### Teks Pilihan
=====
Tuesday, August 25, 2015

Pemilik Sejati

Saya mencoba mengingat.

Di satu malam, awal Maret 2012.
Dengan agak tersendat, saya melaporkan sebuah berita ke ayah saya, atau biasa sehari-hari saya panggil dengan kata ‘bapak’.

“Pak. Saya beli mobil.”
Alhamdulillah….”. 
Walau saya tidak melihat langsung wajah beliau karena rasa sungkan, saya tetap bisa menangkap rasa haru syukur dari nada suaranya.

Sebelum-sebelumnya, bapak memang beberapa kali membicarakan perihal kendaraan roda empat. Tujuannya sih jelas, beliau pengen saya sudah memikirkan kebutuhan soal itu.
Dari semula cuek, lama-lama saya memikirkannya juga.
Setelah menimbang-nimbang dan memikirkan sekian banyak manfaatnya, kemudian saya memutuskan mencari, dan pada akhirnya pilihan jatuh pada Marzo.

“Apa, lik?”
“Fiat, pak. Fiat Uno.” 
Lalu, beberapa nasehat keluar dari mulut beliau.

“Dulu yang bapak punya, Fiat 125, ya?”, beliau mengingat-ingat.
“Bukan, pak. Punya bapak dulu, 124”.

Ketika saya memilih Fiat, salah satu pertimbangannya karena ada unsur kenangannya.
Pengen ikut-ikut bapak, memiliki Fiat sebagai mobil pertama.
Bahkan ketika proses balik nama surat-surat kendaraan, sempat saya upayakan untuk mengganti nomor polisinya dengan memakai nopol Fiat 124 hijau kami dulu, B2603MM. Tapi, upaya ini tidak berjalan sesuai keinginan.


***
Saya masih teringat.

Satu sore, pada masa-masa awal baru mempunyai, power window Marzo bermasalah. Pas dompet lagi tipis-tipisnya.
Ketika saya sedang membongkarnya sendirian, dengan jalan yang tertatih pelan-pelan dengan bantuan tongkat, bapak mendekat. Duduk di bangku teras, mengamati kegiatan saya.
Dengan singkat saya jelaskan, apa permasalahannya.
Saya pikir, bapak bisa menangkap ketidakberdayaan saya waktu itu.
=====
### Bagian Data
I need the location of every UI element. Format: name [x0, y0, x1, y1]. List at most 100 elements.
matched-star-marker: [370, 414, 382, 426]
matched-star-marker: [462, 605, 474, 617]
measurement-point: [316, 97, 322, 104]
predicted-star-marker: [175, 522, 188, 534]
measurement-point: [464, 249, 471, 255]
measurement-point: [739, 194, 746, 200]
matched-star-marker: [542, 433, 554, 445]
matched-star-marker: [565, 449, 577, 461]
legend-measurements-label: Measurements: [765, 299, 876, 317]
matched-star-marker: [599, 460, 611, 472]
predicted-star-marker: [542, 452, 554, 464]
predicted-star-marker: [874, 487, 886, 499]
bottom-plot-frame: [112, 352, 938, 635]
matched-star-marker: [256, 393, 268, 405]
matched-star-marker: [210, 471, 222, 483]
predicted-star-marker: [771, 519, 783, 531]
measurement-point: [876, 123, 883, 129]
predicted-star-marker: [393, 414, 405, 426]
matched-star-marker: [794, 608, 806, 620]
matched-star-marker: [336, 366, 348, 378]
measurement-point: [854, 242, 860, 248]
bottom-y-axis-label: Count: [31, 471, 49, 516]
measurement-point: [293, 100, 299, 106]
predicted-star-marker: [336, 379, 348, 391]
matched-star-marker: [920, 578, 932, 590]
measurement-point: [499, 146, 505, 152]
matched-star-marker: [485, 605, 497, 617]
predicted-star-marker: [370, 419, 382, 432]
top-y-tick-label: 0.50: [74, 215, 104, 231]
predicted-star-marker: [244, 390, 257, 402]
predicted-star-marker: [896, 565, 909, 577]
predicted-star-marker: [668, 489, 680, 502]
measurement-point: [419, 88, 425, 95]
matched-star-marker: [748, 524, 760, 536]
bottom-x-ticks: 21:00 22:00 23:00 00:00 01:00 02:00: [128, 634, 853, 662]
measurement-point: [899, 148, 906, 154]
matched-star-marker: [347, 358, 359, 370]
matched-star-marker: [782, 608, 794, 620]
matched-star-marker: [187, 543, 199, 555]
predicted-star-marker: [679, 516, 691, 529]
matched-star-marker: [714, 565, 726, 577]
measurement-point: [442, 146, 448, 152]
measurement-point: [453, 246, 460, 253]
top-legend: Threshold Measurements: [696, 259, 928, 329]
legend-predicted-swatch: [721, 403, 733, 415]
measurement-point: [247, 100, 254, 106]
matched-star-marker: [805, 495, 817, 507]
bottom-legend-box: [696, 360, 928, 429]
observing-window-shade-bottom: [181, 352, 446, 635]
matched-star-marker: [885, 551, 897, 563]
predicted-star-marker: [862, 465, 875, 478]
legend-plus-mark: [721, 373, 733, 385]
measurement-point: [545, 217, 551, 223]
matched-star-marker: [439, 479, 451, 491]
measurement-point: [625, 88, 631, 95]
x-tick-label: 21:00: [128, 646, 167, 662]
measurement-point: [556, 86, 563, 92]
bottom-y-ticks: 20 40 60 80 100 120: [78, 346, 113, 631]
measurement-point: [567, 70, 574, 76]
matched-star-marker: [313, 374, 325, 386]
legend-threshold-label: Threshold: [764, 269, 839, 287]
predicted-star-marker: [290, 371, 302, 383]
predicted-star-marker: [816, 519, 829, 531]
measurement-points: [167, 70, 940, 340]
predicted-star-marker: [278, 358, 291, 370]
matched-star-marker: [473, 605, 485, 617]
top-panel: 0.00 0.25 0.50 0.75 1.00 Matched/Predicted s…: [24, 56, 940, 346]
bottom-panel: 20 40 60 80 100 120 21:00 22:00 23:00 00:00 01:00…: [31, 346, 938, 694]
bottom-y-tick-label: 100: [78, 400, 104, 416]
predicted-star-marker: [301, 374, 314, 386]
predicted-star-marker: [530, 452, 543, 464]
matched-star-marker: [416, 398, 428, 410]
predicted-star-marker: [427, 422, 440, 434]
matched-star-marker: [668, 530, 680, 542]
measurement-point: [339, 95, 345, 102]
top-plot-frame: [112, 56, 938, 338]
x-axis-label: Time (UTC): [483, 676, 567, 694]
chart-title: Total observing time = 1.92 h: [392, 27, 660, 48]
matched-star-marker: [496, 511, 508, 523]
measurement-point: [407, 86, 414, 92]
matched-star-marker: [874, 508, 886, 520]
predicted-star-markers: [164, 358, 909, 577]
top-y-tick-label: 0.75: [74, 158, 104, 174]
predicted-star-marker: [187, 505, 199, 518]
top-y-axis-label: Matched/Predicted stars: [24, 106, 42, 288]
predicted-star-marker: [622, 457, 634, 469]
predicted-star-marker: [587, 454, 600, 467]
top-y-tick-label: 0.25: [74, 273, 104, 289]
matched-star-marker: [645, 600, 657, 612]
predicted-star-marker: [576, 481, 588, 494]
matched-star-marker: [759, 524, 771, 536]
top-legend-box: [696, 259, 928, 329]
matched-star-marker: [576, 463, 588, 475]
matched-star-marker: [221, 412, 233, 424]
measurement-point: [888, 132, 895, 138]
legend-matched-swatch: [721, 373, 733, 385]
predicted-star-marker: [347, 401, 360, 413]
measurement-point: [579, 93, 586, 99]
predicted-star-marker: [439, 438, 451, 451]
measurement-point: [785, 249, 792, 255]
=====
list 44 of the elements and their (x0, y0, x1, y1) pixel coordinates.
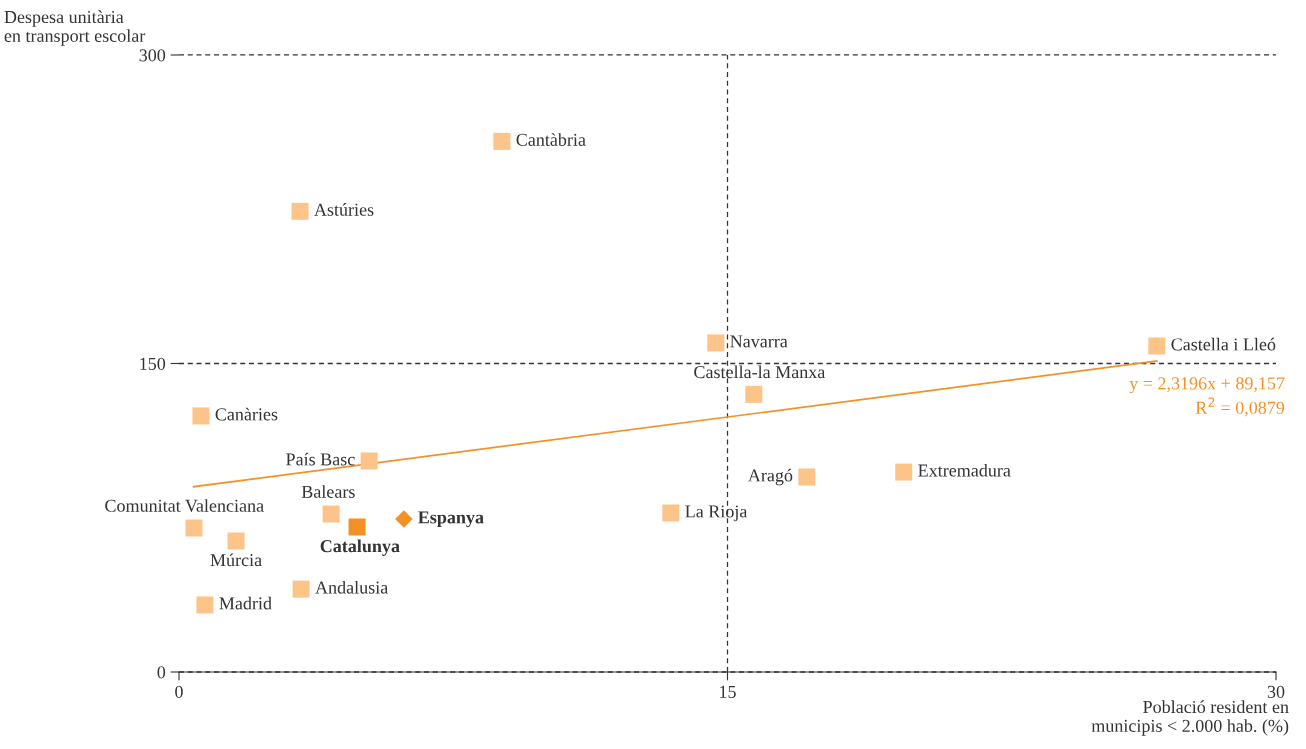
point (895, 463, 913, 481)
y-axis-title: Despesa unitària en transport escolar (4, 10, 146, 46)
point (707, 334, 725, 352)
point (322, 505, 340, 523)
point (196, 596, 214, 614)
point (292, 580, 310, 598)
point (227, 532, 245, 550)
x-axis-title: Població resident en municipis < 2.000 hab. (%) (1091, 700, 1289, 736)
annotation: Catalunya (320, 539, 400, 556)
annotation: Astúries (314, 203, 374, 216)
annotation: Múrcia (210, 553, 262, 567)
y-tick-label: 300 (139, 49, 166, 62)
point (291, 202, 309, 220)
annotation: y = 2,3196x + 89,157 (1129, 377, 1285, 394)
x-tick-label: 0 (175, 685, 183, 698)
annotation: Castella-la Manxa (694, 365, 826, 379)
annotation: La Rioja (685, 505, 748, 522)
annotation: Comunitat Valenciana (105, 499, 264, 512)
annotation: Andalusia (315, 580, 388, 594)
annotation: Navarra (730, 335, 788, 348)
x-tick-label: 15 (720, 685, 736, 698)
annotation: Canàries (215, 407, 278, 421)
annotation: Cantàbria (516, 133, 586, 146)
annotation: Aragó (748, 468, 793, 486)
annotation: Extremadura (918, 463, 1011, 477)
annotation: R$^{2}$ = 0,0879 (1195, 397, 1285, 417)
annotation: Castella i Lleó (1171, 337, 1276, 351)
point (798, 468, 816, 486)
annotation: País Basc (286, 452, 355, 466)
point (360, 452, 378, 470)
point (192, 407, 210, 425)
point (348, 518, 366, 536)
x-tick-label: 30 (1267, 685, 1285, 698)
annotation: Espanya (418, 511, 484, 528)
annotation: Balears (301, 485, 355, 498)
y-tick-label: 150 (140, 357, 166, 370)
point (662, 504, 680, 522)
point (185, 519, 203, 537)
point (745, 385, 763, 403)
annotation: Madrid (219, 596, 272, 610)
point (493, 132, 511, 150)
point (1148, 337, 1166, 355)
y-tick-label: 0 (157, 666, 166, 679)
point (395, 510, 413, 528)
=====
### Yang Diminta
1. Bisakah Anda menyalin persis bagian teks pilihan yang dimulai dengan "Sebelum-sebelumnya, bapak memang" dan berlanjut sampai "sebagai mobil pertama."?
2. Jawab pertanyaan berikut berdasarkan teks pilihan:
(a) Mobil apa yang dibeli penulis pada awal Maret 2012?
(b) Apa nomor polisi Fiat 124 hijau milik keluarga dahulu?
(c) Bagian apa dari Marzo yang bermasalah pada satu sore di masa awal memilikinya?

### Jawaban Tugas
1.
Sebelum-sebelumnya, bapak memang beberapa kali membicarakan perihal kendaraan roda empat. Tujuannya sih jelas, beliau pengen saya sudah memikirkan kebutuhan soal itu.
Dari semula cuek, lama-lama saya memikirkannya juga.
Setelah menimbang-nimbang dan memikirkan sekian banyak manfaatnya, kemudian saya memutuskan mencari, dan pada akhirnya pilihan jatuh pada Marzo.

“Apa, lik?”
“Fiat, pak. Fiat Uno.” 
Lalu, beberapa nasehat keluar dari mulut beliau.

“Dulu yang bapak punya, Fiat 125, ya?”, beliau mengingat-ingat.
“Bukan, pak. Punya bapak dulu, 124”.

Ketika saya memilih Fiat, salah satu pertimbangannya karena ada unsur kenangannya.
Pengen ikut-ikut bapak, memiliki Fiat sebagai mobil pertama.

2.
(a) Fiat Uno
(b) B2603MM
(c) Power window